| Challenge |
Note how many lines hold "right" and report that number by itself.

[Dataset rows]
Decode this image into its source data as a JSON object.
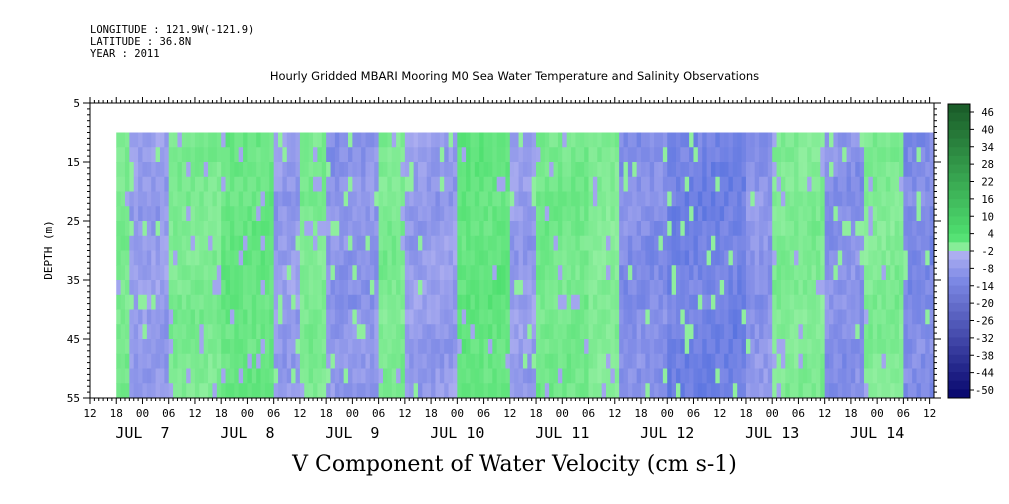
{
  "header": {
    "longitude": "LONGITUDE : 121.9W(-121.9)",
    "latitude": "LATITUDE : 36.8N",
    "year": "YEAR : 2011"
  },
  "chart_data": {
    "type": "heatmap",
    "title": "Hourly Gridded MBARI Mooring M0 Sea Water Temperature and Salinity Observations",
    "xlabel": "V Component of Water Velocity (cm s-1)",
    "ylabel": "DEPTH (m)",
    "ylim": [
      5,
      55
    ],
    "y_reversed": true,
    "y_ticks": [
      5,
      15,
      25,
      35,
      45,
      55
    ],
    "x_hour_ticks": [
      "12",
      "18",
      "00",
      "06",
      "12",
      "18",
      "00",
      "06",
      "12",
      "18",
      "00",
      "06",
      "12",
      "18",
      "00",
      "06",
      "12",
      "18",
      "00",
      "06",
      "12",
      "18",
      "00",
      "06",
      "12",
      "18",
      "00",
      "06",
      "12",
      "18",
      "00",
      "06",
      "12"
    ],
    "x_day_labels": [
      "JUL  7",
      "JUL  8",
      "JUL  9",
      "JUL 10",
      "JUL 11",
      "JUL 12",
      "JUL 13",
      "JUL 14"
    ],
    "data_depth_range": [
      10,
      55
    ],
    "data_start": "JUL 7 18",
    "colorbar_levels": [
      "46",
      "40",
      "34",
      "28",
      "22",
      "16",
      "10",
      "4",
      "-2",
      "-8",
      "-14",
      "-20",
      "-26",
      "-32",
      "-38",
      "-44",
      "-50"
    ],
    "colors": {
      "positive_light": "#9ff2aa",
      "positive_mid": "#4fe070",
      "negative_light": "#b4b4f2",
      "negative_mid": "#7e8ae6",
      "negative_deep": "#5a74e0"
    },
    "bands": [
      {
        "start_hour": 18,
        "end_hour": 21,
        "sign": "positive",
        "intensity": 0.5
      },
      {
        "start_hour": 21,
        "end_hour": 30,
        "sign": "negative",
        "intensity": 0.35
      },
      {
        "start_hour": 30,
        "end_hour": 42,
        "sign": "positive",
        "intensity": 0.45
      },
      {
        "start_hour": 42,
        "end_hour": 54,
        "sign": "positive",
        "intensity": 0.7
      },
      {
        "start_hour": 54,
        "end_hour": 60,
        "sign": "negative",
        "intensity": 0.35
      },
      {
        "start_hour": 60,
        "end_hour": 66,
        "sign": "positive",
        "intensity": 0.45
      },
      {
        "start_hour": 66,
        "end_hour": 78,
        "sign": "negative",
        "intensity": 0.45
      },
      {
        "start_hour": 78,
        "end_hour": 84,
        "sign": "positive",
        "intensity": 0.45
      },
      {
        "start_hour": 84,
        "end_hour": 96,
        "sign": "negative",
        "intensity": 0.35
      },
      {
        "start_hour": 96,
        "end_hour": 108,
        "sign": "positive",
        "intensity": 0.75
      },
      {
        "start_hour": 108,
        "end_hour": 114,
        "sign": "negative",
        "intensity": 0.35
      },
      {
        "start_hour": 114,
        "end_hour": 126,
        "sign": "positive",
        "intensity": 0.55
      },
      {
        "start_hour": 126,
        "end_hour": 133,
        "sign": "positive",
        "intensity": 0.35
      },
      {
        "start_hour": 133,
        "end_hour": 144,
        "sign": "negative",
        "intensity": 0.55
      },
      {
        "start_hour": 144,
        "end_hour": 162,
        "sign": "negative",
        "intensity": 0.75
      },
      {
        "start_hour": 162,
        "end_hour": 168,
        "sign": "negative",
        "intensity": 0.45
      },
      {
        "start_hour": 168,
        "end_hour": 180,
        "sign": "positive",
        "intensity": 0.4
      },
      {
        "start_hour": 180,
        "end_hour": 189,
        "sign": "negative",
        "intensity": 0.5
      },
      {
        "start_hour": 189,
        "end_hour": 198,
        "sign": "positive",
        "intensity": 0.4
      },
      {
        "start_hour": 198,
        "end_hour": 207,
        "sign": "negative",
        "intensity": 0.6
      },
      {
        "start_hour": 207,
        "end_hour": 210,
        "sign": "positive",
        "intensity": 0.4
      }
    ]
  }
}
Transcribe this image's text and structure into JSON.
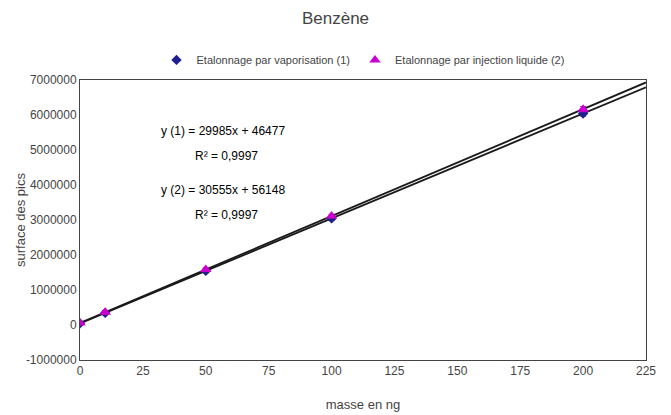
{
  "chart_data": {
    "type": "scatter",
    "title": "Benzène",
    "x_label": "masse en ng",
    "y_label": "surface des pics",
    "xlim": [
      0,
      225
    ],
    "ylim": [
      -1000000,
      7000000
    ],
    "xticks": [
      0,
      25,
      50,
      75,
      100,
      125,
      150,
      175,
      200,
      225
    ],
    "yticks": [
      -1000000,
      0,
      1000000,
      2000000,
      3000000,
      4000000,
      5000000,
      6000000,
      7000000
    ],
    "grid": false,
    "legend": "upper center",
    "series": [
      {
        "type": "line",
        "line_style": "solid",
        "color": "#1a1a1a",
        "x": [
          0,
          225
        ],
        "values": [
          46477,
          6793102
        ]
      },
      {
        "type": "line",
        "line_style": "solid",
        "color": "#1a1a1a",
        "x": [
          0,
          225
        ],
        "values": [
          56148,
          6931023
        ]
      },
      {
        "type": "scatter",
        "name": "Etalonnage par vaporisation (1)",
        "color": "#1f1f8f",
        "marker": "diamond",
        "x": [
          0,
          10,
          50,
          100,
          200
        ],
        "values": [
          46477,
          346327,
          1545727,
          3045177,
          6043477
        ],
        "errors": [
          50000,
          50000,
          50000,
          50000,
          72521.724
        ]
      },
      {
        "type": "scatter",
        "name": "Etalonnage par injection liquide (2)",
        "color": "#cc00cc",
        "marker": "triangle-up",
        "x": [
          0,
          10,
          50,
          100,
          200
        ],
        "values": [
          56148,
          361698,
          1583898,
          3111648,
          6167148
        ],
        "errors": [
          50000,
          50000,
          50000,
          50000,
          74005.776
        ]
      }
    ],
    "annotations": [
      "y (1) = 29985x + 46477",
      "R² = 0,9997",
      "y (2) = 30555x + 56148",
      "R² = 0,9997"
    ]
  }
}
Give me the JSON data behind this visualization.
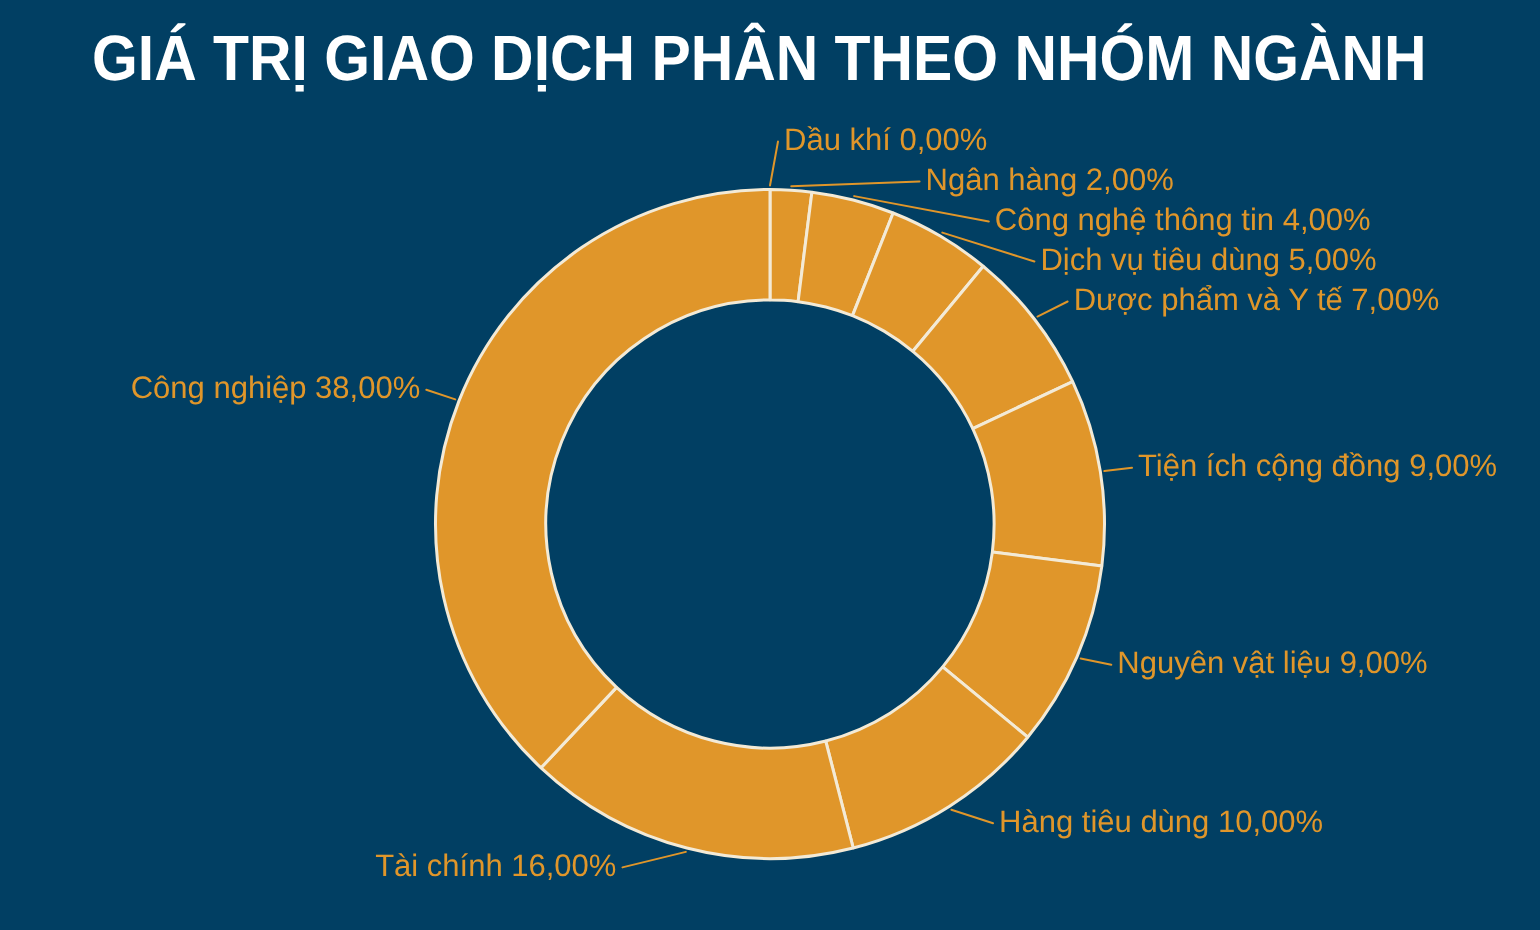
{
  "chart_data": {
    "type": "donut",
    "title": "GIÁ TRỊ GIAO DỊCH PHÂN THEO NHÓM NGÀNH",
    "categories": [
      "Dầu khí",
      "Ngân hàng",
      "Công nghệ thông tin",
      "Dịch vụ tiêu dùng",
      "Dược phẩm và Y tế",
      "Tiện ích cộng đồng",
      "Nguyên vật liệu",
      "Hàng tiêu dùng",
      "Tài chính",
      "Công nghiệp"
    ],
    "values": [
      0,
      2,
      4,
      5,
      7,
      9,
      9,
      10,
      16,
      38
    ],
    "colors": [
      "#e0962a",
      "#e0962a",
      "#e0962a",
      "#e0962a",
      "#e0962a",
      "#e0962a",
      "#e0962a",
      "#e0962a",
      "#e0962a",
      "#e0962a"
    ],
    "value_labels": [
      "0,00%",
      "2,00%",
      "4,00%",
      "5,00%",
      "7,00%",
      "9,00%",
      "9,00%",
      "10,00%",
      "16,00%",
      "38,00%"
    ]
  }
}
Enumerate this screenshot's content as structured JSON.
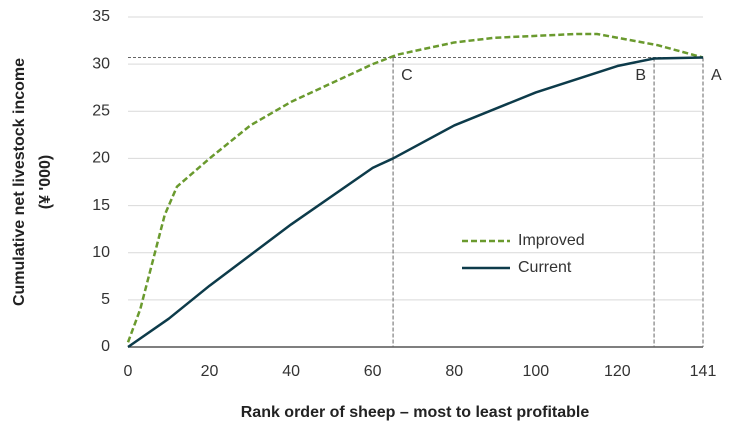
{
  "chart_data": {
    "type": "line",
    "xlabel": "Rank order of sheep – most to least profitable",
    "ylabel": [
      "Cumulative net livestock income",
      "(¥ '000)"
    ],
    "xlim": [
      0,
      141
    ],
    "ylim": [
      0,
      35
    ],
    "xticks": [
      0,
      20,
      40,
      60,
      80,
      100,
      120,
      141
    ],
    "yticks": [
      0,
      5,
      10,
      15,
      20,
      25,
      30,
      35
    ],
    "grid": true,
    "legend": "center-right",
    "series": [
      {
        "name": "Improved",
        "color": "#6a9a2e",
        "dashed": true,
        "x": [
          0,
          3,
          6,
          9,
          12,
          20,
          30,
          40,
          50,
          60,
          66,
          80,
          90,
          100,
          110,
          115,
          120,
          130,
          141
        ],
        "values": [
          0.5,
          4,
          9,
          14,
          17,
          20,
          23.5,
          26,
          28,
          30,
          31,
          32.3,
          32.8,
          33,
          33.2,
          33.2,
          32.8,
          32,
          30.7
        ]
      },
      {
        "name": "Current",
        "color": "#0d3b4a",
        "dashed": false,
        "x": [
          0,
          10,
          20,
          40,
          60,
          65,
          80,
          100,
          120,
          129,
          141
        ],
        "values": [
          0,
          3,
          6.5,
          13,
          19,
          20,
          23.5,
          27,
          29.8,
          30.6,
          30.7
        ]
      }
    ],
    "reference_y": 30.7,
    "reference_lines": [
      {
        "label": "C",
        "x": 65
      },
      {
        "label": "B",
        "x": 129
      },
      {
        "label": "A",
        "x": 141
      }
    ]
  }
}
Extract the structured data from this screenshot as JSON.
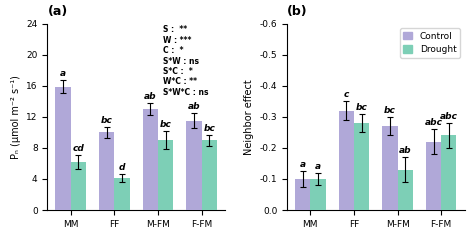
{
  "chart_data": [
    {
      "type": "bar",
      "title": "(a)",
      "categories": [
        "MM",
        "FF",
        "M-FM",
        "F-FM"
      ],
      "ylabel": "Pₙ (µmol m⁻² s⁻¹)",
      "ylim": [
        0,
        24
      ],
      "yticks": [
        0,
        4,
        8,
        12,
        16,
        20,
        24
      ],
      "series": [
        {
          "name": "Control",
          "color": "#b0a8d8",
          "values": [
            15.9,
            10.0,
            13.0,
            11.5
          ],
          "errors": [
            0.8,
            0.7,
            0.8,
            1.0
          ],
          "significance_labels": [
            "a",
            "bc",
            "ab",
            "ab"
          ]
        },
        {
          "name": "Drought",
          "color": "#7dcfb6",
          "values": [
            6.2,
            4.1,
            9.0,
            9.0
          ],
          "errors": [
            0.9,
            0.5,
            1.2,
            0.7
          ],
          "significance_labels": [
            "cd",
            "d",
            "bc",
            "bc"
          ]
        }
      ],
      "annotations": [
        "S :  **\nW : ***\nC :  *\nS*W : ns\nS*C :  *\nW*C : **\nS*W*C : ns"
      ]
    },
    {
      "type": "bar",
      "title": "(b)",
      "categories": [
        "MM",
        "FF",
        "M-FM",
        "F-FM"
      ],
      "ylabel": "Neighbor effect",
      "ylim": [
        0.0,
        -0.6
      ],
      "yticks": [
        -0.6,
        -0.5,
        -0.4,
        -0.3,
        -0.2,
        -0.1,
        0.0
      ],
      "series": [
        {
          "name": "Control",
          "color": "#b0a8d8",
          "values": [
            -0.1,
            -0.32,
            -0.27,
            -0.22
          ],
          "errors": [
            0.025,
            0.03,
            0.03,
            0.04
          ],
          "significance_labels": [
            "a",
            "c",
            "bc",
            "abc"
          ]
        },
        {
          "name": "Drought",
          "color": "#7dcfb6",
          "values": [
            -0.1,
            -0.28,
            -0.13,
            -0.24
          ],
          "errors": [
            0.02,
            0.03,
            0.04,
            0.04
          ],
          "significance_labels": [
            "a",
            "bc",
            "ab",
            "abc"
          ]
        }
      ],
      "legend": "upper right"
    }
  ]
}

| Result of the task |
2